[begin Quoted text]

I love the Psycho Bunny. You know that I have a bunch of it. I think it's a great thing.

Speaker 1:

It's quite a line, quite a line, quite a logo.

Speaker 2:

And I like this sportswear thing. It looks good.

Speaker 1:

Yeah, They've got like the whole kind of wicking, you know all that stuff. So there's the. We get absolutely nothing from Psycho Bunny for telling you that.

Speaker 2:

No, I mean, you know, I just get to wear it and look cool.

Speaker 3:

Wow.

Speaker 1:

There's that, yeah, yeah, baby.

Speaker 2:

And when I wear it I look cool.

Speaker 1:

You do. Yeah, I mentioned a buck tea last week and I'm going to mention it again called Isola by Allegra Goodman, and I'm not sure what I said, except maybe here's what I know so far. Well, I finished it and I've got to say that, on the whole, I highly recommend it. On the whole, Not everything about it is the perfect book, but— Go into it knowing which I didn't that this is historical fiction. This is based on an actual story. This is a thing that happened Right, and it's outrageous.

[end Quoted text]
[begin Dataset section]

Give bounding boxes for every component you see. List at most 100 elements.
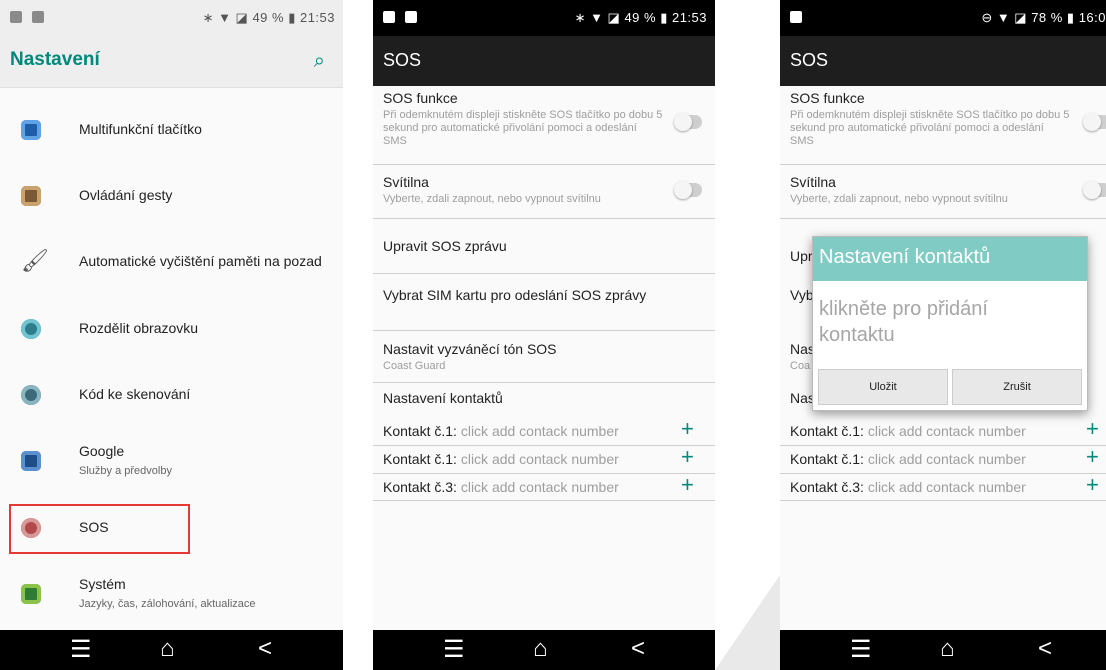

[end Dataset section]

▶ Your tasks:
1. In the conversation transcript, condense the paragraph that begins "You do. Yeah, I mentioned" into a few short sentences, keeping its main facts.
2. Decide whether each statement agrees with the conversation transcript, answering yes or no and quoting the words that settle it:
(a) Speaker 1 says they are paid by Psycho Bunny for the mention.
(b) Speaker 1 says Isola is based on an actual story.
(c) Speaker 1 knew before reading Isola that it was historical fiction.

▶ Written responses:
1. The speaker returns to Isola by Allegra Goodman, a book mentioned the week before. Having now finished it, the speaker highly recommends it on the whole, though it is not a perfect book. Readers should know going in, as the speaker did not, that it is historical fiction based on an actual story, one the speaker calls outrageous.

2.
(a) No: "We get absolutely nothing from Psycho Bunny for telling you that."
(b) Yes: "This is based on an actual story."
(c) No: "Go into it knowing which I didn't that this is historical fiction."